* **PROVIDED RECORDS**
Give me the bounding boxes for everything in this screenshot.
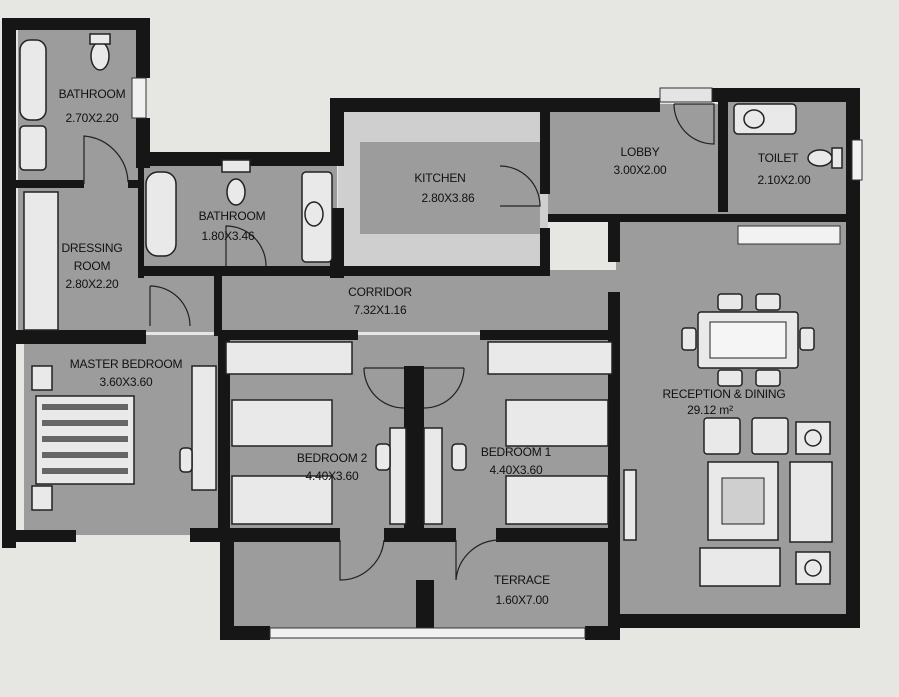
bathroom-2-name: BATHROOM bbox=[199, 209, 266, 223]
master-bedroom-name: MASTER BEDROOM bbox=[70, 357, 183, 371]
corridor-dims: 7.32X1.16 bbox=[354, 303, 407, 317]
kitchen-dims: 2.80X3.86 bbox=[422, 191, 475, 205]
lobby-name: LOBBY bbox=[620, 145, 659, 159]
terrace-dims: 1.60X7.00 bbox=[496, 593, 549, 607]
windows bbox=[131, 77, 863, 639]
kitchen-name: KITCHEN bbox=[414, 171, 465, 185]
dressing-room-name: DRESSING bbox=[61, 241, 122, 255]
master-bedroom-dims: 3.60X3.60 bbox=[100, 375, 153, 389]
bedroom-1-dims: 4.40X3.60 bbox=[490, 463, 543, 477]
dressing-room-name-2: ROOM bbox=[74, 259, 111, 273]
reception-area: 29.12 m² bbox=[687, 403, 733, 417]
toilet-name: TOILET bbox=[758, 151, 799, 165]
room-labels: BATHROOM 2.70X2.20 BATHROOM 1.80X3.46 DR… bbox=[59, 87, 812, 607]
corridor-name: CORRIDOR bbox=[348, 285, 412, 299]
terrace-name: TERRACE bbox=[494, 573, 550, 587]
toilet-dims: 2.10X2.00 bbox=[758, 173, 811, 187]
walls bbox=[2, 18, 860, 640]
bathroom-2-dims: 1.80X3.46 bbox=[202, 229, 255, 243]
dressing-room-dims: 2.80X2.20 bbox=[66, 277, 119, 291]
reception-name: RECEPTION & DINING bbox=[662, 387, 785, 401]
lobby-dims: 3.00X2.00 bbox=[614, 163, 667, 177]
bathroom-1-dims: 2.70X2.20 bbox=[66, 111, 119, 125]
doors bbox=[83, 103, 715, 581]
bedroom-1-name: BEDROOM 1 bbox=[481, 445, 552, 459]
bedroom-2-name: BEDROOM 2 bbox=[297, 451, 368, 465]
bedroom-2-dims: 4.40X3.60 bbox=[306, 469, 359, 483]
bathroom-1-name: BATHROOM bbox=[59, 87, 126, 101]
furniture bbox=[19, 33, 843, 587]
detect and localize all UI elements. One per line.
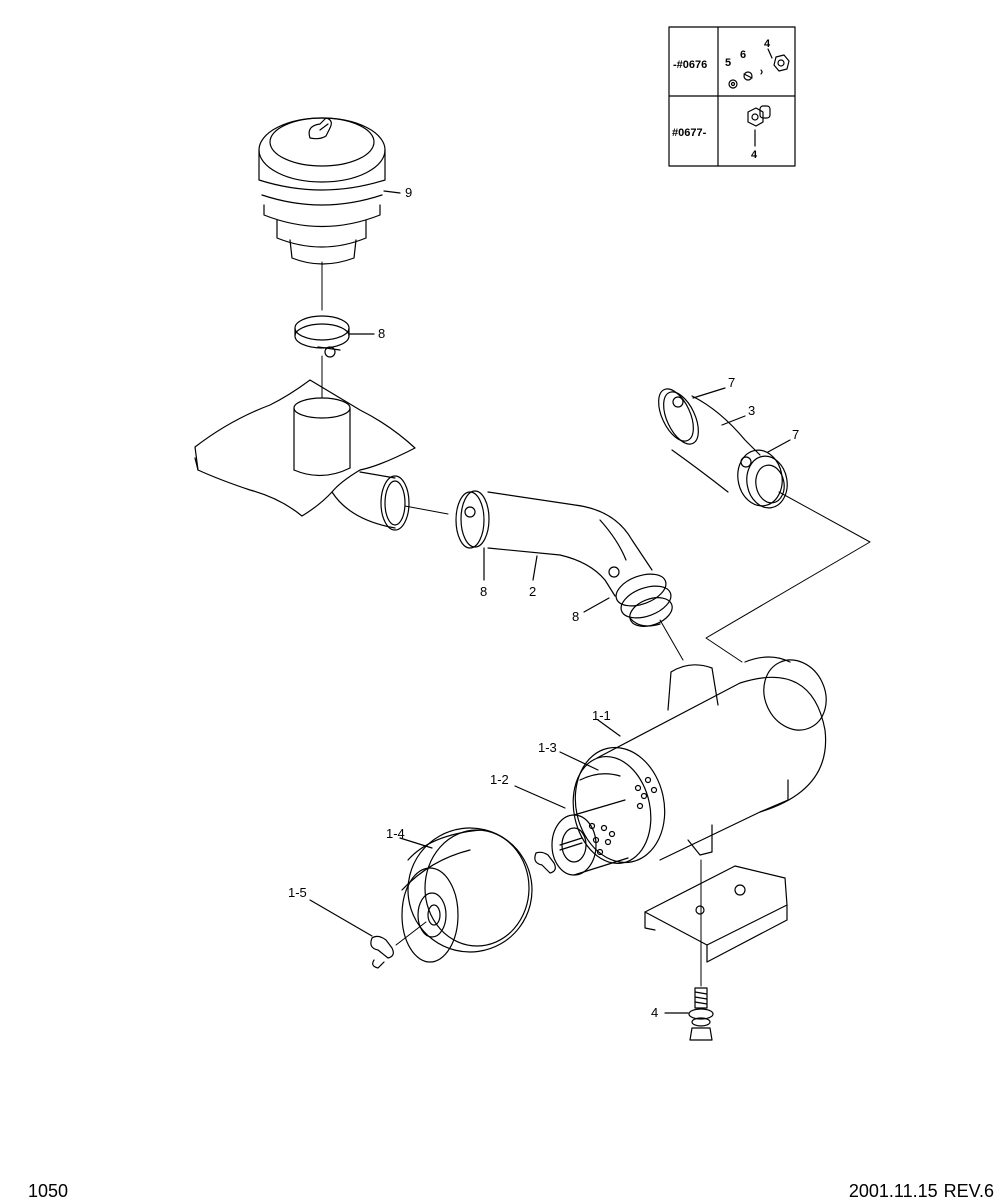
callout-8-left: 8: [480, 584, 487, 599]
callout-8-top: 8: [378, 326, 385, 341]
serial-number-table: -#0676 #0677- 5 6 4 4: [668, 26, 796, 167]
page-number: 1050: [28, 1181, 69, 1201]
table-part-6: 6: [740, 49, 746, 61]
callout-4: 4: [651, 1005, 658, 1020]
callout-7-top: 7: [728, 375, 735, 390]
table-part-4-row2: 4: [751, 149, 758, 161]
callout-7-right: 7: [792, 427, 799, 442]
serial-label-range-2: #0677-: [672, 127, 707, 139]
callout-1-5: 1-5: [288, 885, 307, 900]
lock-washer-icon: [743, 71, 753, 81]
pre-cleaner-cap: [258, 117, 386, 265]
inner-element: [551, 799, 629, 876]
callout-1-3: 1-3: [538, 740, 557, 755]
callout-2: 2: [529, 584, 536, 599]
callout-1-1: 1-1: [592, 708, 611, 723]
callout-3: 3: [748, 403, 755, 418]
callout-1-2: 1-2: [490, 772, 509, 787]
callout-1-4: 1-4: [386, 826, 405, 841]
spring-icon: [760, 69, 763, 75]
washer-icon: [728, 79, 738, 89]
revision-label: REV.6: [943, 1181, 994, 1201]
wing-nut-cover-icon: [370, 935, 394, 969]
outer-element: [572, 755, 658, 865]
table-part-5: 5: [725, 57, 731, 69]
revision-date: 2001.11.15: [848, 1181, 938, 1201]
mounting-bracket: [644, 865, 788, 963]
outlet-hose: [658, 388, 788, 509]
bolt-icon: [773, 54, 790, 72]
intake-hose: [455, 490, 673, 627]
serial-label-range-1: -#0676: [673, 59, 707, 71]
intake-panel: [194, 379, 416, 531]
flange-bolt-icon: [747, 105, 771, 127]
callout-8-bottom: 8: [572, 609, 579, 624]
hose-clamp-top: [294, 315, 350, 358]
air-cleaner-body: [574, 656, 827, 864]
callout-9: 9: [405, 185, 412, 200]
table-part-4-row1: 4: [764, 38, 771, 50]
cleaner-cover: [401, 827, 533, 963]
mounting-bolt: [688, 987, 714, 1041]
wing-nut-icon: [534, 851, 556, 874]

* **WHAT YOU SHOULD DO**
Reproduce every row above word for word, leaving out the pictures.

* **THE RESPONSE**
Give me the bounding boxes for everything in this screenshot.
bathroom-2-name: BATHROOM bbox=[199, 209, 266, 223]
master-bedroom-name: MASTER BEDROOM bbox=[70, 357, 183, 371]
corridor-dims: 7.32X1.16 bbox=[354, 303, 407, 317]
kitchen-dims: 2.80X3.86 bbox=[422, 191, 475, 205]
lobby-name: LOBBY bbox=[620, 145, 659, 159]
terrace-dims: 1.60X7.00 bbox=[496, 593, 549, 607]
windows bbox=[131, 77, 863, 639]
kitchen-name: KITCHEN bbox=[414, 171, 465, 185]
dressing-room-name: DRESSING bbox=[61, 241, 122, 255]
master-bedroom-dims: 3.60X3.60 bbox=[100, 375, 153, 389]
bedroom-1-dims: 4.40X3.60 bbox=[490, 463, 543, 477]
dressing-room-name-2: ROOM bbox=[74, 259, 111, 273]
reception-area: 29.12 m² bbox=[687, 403, 733, 417]
toilet-name: TOILET bbox=[758, 151, 799, 165]
room-labels: BATHROOM 2.70X2.20 BATHROOM 1.80X3.46 DR… bbox=[59, 87, 812, 607]
corridor-name: CORRIDOR bbox=[348, 285, 412, 299]
terrace-name: TERRACE bbox=[494, 573, 550, 587]
toilet-dims: 2.10X2.00 bbox=[758, 173, 811, 187]
walls bbox=[2, 18, 860, 640]
bathroom-2-dims: 1.80X3.46 bbox=[202, 229, 255, 243]
dressing-room-dims: 2.80X2.20 bbox=[66, 277, 119, 291]
reception-name: RECEPTION & DINING bbox=[662, 387, 785, 401]
lobby-dims: 3.00X2.00 bbox=[614, 163, 667, 177]
bathroom-1-dims: 2.70X2.20 bbox=[66, 111, 119, 125]
doors bbox=[83, 103, 715, 581]
bedroom-1-name: BEDROOM 1 bbox=[481, 445, 552, 459]
bedroom-2-name: BEDROOM 2 bbox=[297, 451, 368, 465]
bedroom-2-dims: 4.40X3.60 bbox=[306, 469, 359, 483]
bathroom-1-name: BATHROOM bbox=[59, 87, 126, 101]
furniture bbox=[19, 33, 843, 587]
detect and localize all UI elements. One per line.
callout-8-left: 8: [480, 584, 487, 599]
callout-8-top: 8: [378, 326, 385, 341]
serial-number-table: -#0676 #0677- 5 6 4 4: [668, 26, 796, 167]
page-number: 1050: [28, 1181, 69, 1201]
table-part-6: 6: [740, 49, 746, 61]
callout-4: 4: [651, 1005, 658, 1020]
callout-7-top: 7: [728, 375, 735, 390]
table-part-4-row2: 4: [751, 149, 758, 161]
callout-7-right: 7: [792, 427, 799, 442]
serial-label-range-2: #0677-: [672, 127, 707, 139]
callout-1-5: 1-5: [288, 885, 307, 900]
lock-washer-icon: [743, 71, 753, 81]
pre-cleaner-cap: [258, 117, 386, 265]
inner-element: [551, 799, 629, 876]
callout-1-3: 1-3: [538, 740, 557, 755]
callout-2: 2: [529, 584, 536, 599]
callout-1-1: 1-1: [592, 708, 611, 723]
callout-3: 3: [748, 403, 755, 418]
callout-1-2: 1-2: [490, 772, 509, 787]
callout-1-4: 1-4: [386, 826, 405, 841]
spring-icon: [760, 69, 763, 75]
washer-icon: [728, 79, 738, 89]
revision-label: REV.6: [943, 1181, 994, 1201]
wing-nut-cover-icon: [370, 935, 394, 969]
outer-element: [572, 755, 658, 865]
table-part-5: 5: [725, 57, 731, 69]
revision-date: 2001.11.15: [848, 1181, 938, 1201]
mounting-bracket: [644, 865, 788, 963]
outlet-hose: [658, 388, 788, 509]
bolt-icon: [773, 54, 790, 72]
intake-hose: [455, 490, 673, 627]
serial-label-range-1: -#0676: [673, 59, 707, 71]
intake-panel: [194, 379, 416, 531]
flange-bolt-icon: [747, 105, 771, 127]
callout-8-bottom: 8: [572, 609, 579, 624]
hose-clamp-top: [294, 315, 350, 358]
air-cleaner-body: [574, 656, 827, 864]
callout-9: 9: [405, 185, 412, 200]
table-part-4-row1: 4: [764, 38, 771, 50]
cleaner-cover: [401, 827, 533, 963]
mounting-bolt: [688, 987, 714, 1041]
wing-nut-icon: [534, 851, 556, 874]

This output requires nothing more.